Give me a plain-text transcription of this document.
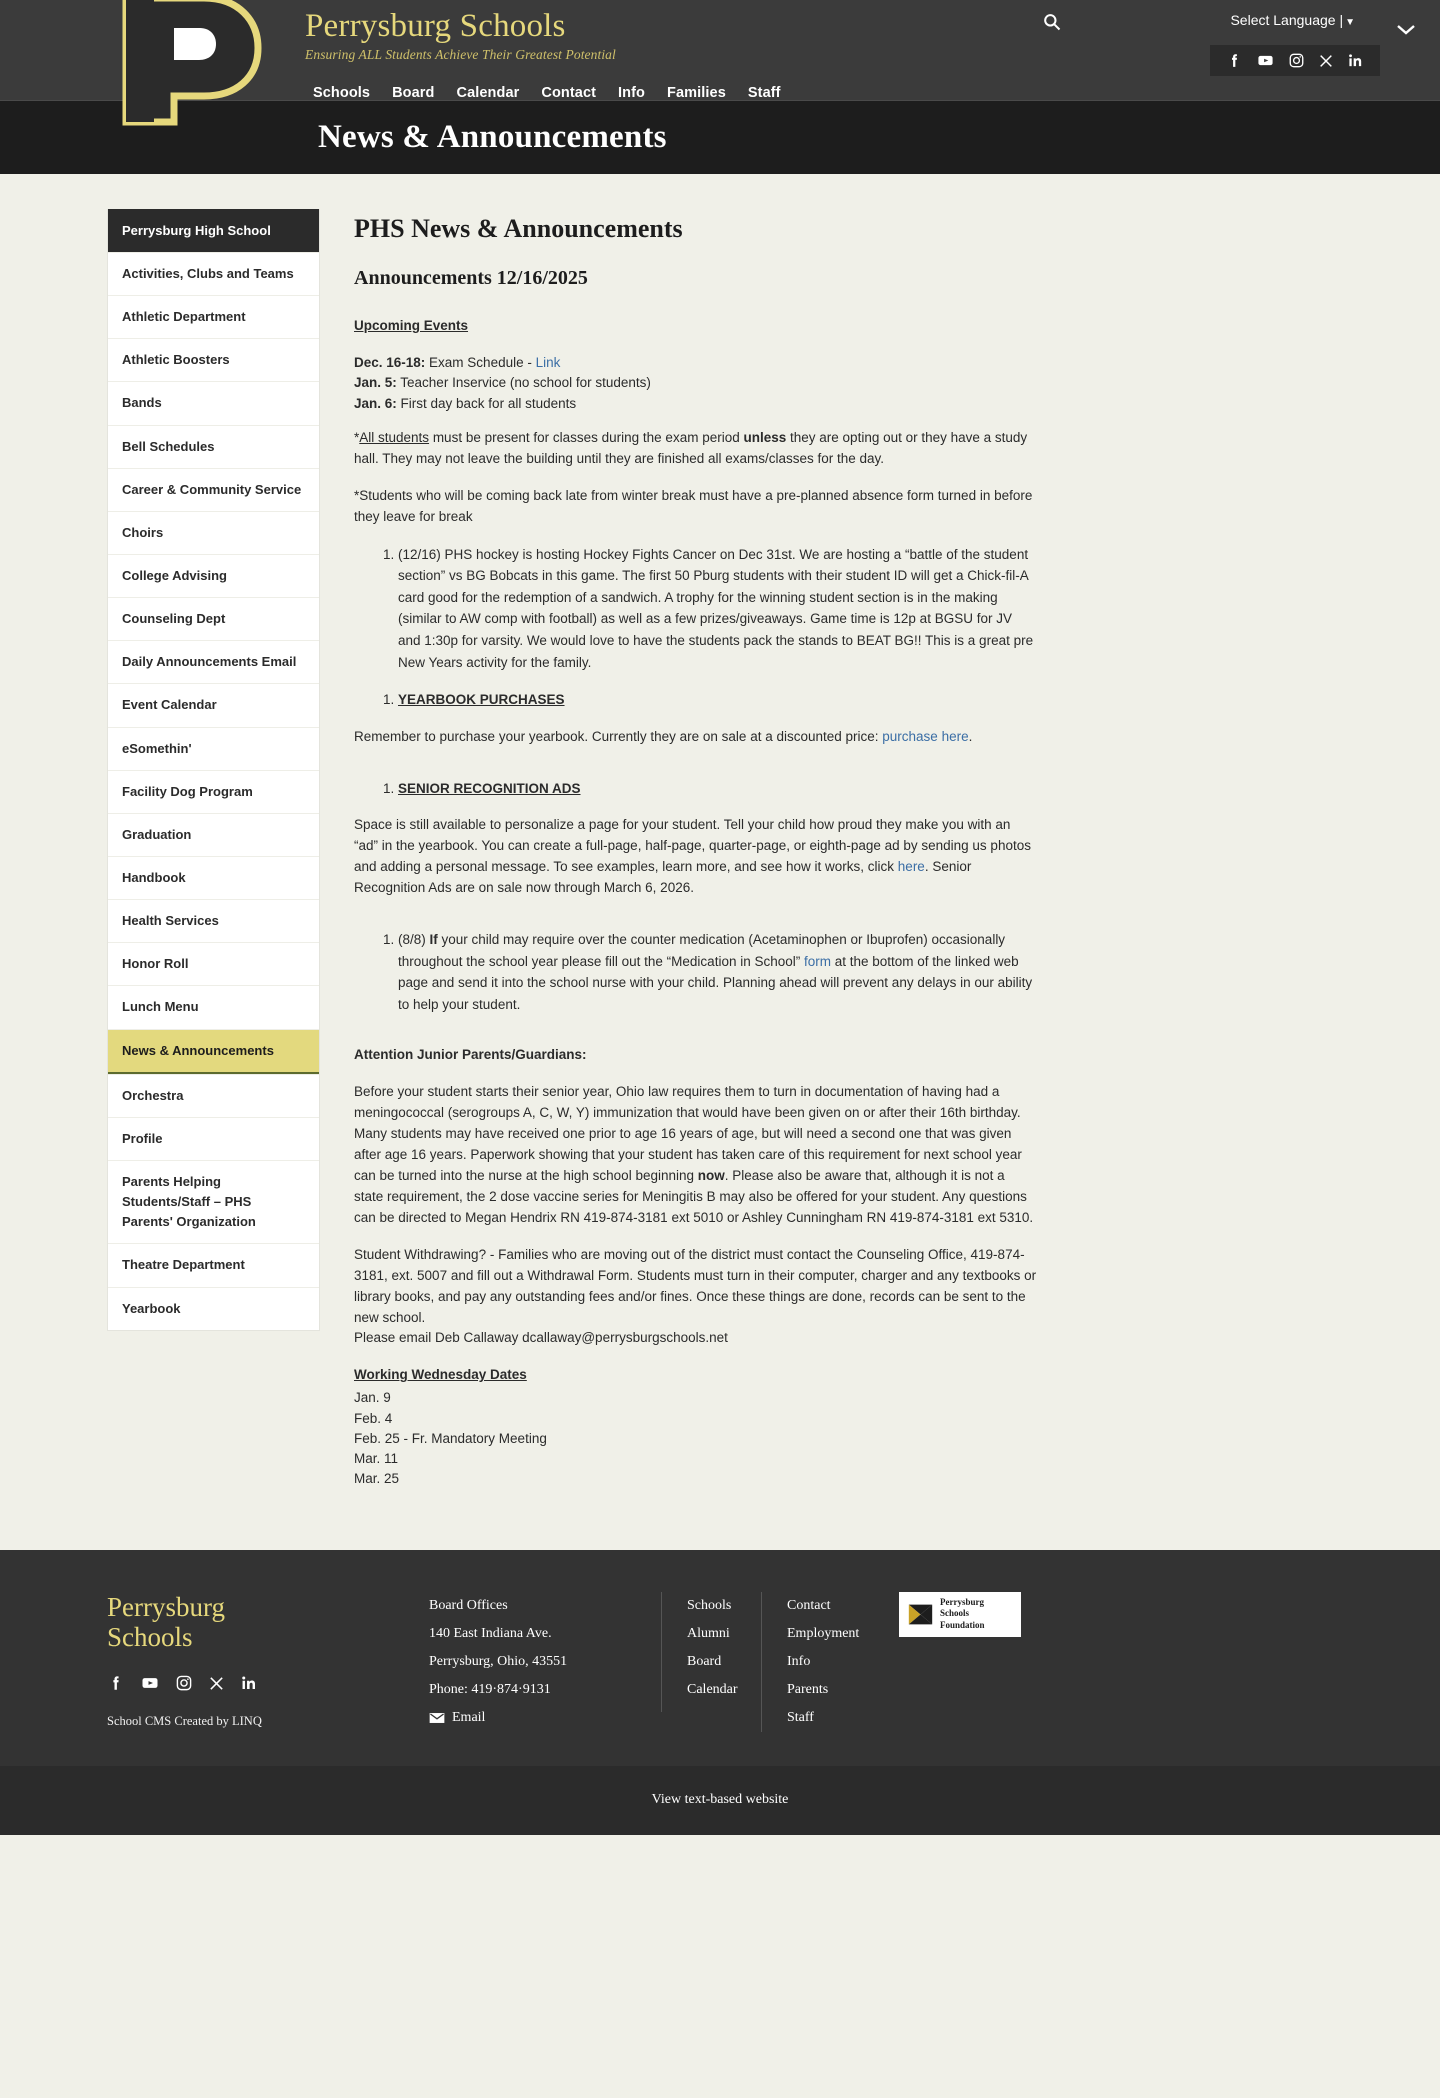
Perrysburg Schools
Ensuring ALL Students Achieve Their Greatest Potential
Schools Board Calendar Contact Info Families Staff
Select Language | ▼
News & Announcements
Perrysburg High School
Activities, Clubs and Teams
Athletic Department
Athletic Boosters
Bands
Bell Schedules
Career & Community Service
Choirs
College Advising
Counseling Dept
Daily Announcements Email
Event Calendar
eSomethin'
Facility Dog Program
Graduation
Handbook
Health Services
Honor Roll
Lunch Menu
News & Announcements
Orchestra
Profile
Parents Helping Students/Staff – PHS Parents' Organization
Theatre Department
Yearbook
PHS News & Announcements
Announcements 12/16/2025

Upcoming Events

Dec. 16-18: Exam Schedule - Link
Jan. 5: Teacher Inservice (no school for students)
Jan. 6: First day back for all students

*All students must be present for classes during the exam period unless they are opting out or they have a study hall. They may not leave the building until they are finished all exams/classes for the day.

*Students who will be coming back late from winter break must have a pre-planned absence form turned in before they leave for break

1. (12/16) PHS hockey is hosting Hockey Fights Cancer on Dec 31st. We are hosting a “battle of the student section” vs BG Bobcats in this game. The first 50 Pburg students with their student ID will get a Chick-fil-A card good for the redemption of a sandwich. A trophy for the winning student section is in the making (similar to AW comp with football) as well as a few prizes/giveaways. Game time is 12p at BGSU for JV and 1:30p for varsity. We would love to have the students pack the stands to BEAT BG!! This is a great pre New Years activity for the family.
1. YEARBOOK PURCHASES

Remember to purchase your yearbook. Currently they are on sale at a discounted price: purchase here.

1. SENIOR RECOGNITION ADS

Space is still available to personalize a page for your student. Tell your child how proud they make you with an “ad” in the yearbook. You can create a full-page, half-page, quarter-page, or eighth-page ad by sending us photos and adding a personal message. To see examples, learn more, and see how it works, click here. Senior Recognition Ads are on sale now through March 6, 2026.

1. (8/8) If your child may require over the counter medication (Acetaminophen or Ibuprofen) occasionally throughout the school year please fill out the “Medication in School” form at the bottom of the linked web page and send it into the school nurse with your child. Planning ahead will prevent any delays in our ability to help your student.

Attention Junior Parents/Guardians:

Before your student starts their senior year, Ohio law requires them to turn in documentation of having had a meningococcal (serogroups A, C, W, Y) immunization that would have been given on or after their 16th birthday. Many students may have received one prior to age 16 years of age, but will need a second one that was given after age 16 years. Paperwork showing that your student has taken care of this requirement for next school year can be turned into the nurse at the high school beginning now. Please also be aware that, although it is not a state requirement, the 2 dose vaccine series for Meningitis B may also be offered for your student. Any questions can be directed to Megan Hendrix RN 419-874-3181 ext 5010 or Ashley Cunningham RN 419-874-3181 ext 5310.

Student Withdrawing? - Families who are moving out of the district must contact the Counseling Office, 419-874-3181, ext. 5007 and fill out a Withdrawal Form. Students must turn in their computer, charger and any textbooks or library books, and pay any outstanding fees and/or fines. Once these things are done, records can be sent to the new school.
Please email Deb Callaway dcallaway@perrysburgschools.net

Working Wednesday Dates

Jan. 9
Feb. 4
Feb. 25 - Fr. Mandatory Meeting
Mar. 11
Mar. 25
Perrysburg
Schools
School CMS Created by LINQ
Board Offices
140 East Indiana Ave.
Perrysburg, Ohio, 43551
Phone: 419·874·9131
Email
Schools
Alumni
Board
Calendar
Contact
Employment
Info
Parents
Staff
Perrysburg
Schools
Foundation
View text-based website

**Request:** Set down the records in full and exactly. Do not carry over any image.

**Worked answer:**
Give me a plain-text transcription of this document.
Perrysburg Schools
Ensuring ALL Students Achieve Their Greatest Potential
Schools Board Calendar Contact Info Families Staff
Select Language | ▼
News & Announcements
Perrysburg High School
Activities, Clubs and Teams
Athletic Department
Athletic Boosters
Bands
Bell Schedules
Career & Community Service
Choirs
College Advising
Counseling Dept
Daily Announcements Email
Event Calendar
eSomethin'
Facility Dog Program
Graduation
Handbook
Health Services
Honor Roll
Lunch Menu
News & Announcements
Orchestra
Profile
Parents Helping Students/Staff – PHS Parents' Organization
Theatre Department
Yearbook
PHS News & Announcements
Announcements 12/16/2025

Upcoming Events

Dec. 16-18: Exam Schedule - Link
Jan. 5: Teacher Inservice (no school for students)
Jan. 6: First day back for all students

*All students must be present for classes during the exam period unless they are opting out or they have a study hall. They may not leave the building until they are finished all exams/classes for the day.

*Students who will be coming back late from winter break must have a pre-planned absence form turned in before they leave for break

1. (12/16) PHS hockey is hosting Hockey Fights Cancer on Dec 31st. We are hosting a “battle of the student section” vs BG Bobcats in this game. The first 50 Pburg students with their student ID will get a Chick-fil-A card good for the redemption of a sandwich. A trophy for the winning student section is in the making (similar to AW comp with football) as well as a few prizes/giveaways. Game time is 12p at BGSU for JV and 1:30p for varsity. We would love to have the students pack the stands to BEAT BG!! This is a great pre New Years activity for the family.
1. YEARBOOK PURCHASES

Remember to purchase your yearbook. Currently they are on sale at a discounted price: purchase here.

1. SENIOR RECOGNITION ADS

Space is still available to personalize a page for your student. Tell your child how proud they make you with an “ad” in the yearbook. You can create a full-page, half-page, quarter-page, or eighth-page ad by sending us photos and adding a personal message. To see examples, learn more, and see how it works, click here. Senior Recognition Ads are on sale now through March 6, 2026.

1. (8/8) If your child may require over the counter medication (Acetaminophen or Ibuprofen) occasionally throughout the school year please fill out the “Medication in School” form at the bottom of the linked web page and send it into the school nurse with your child. Planning ahead will prevent any delays in our ability to help your student.

Attention Junior Parents/Guardians:

Before your student starts their senior year, Ohio law requires them to turn in documentation of having had a meningococcal (serogroups A, C, W, Y) immunization that would have been given on or after their 16th birthday. Many students may have received one prior to age 16 years of age, but will need a second one that was given after age 16 years. Paperwork showing that your student has taken care of this requirement for next school year can be turned into the nurse at the high school beginning now. Please also be aware that, although it is not a state requirement, the 2 dose vaccine series for Meningitis B may also be offered for your student. Any questions can be directed to Megan Hendrix RN 419-874-3181 ext 5010 or Ashley Cunningham RN 419-874-3181 ext 5310.

Student Withdrawing? - Families who are moving out of the district must contact the Counseling Office, 419-874-3181, ext. 5007 and fill out a Withdrawal Form. Students must turn in their computer, charger and any textbooks or library books, and pay any outstanding fees and/or fines. Once these things are done, records can be sent to the new school.
Please email Deb Callaway dcallaway@perrysburgschools.net

Working Wednesday Dates

Jan. 9
Feb. 4
Feb. 25 - Fr. Mandatory Meeting
Mar. 11
Mar. 25
Perrysburg
Schools
School CMS Created by LINQ
Board Offices
140 East Indiana Ave.
Perrysburg, Ohio, 43551
Phone: 419·874·9131
Email
Schools
Alumni
Board
Calendar
Contact
Employment
Info
Parents
Staff
Perrysburg
Schools
Foundation
View text-based website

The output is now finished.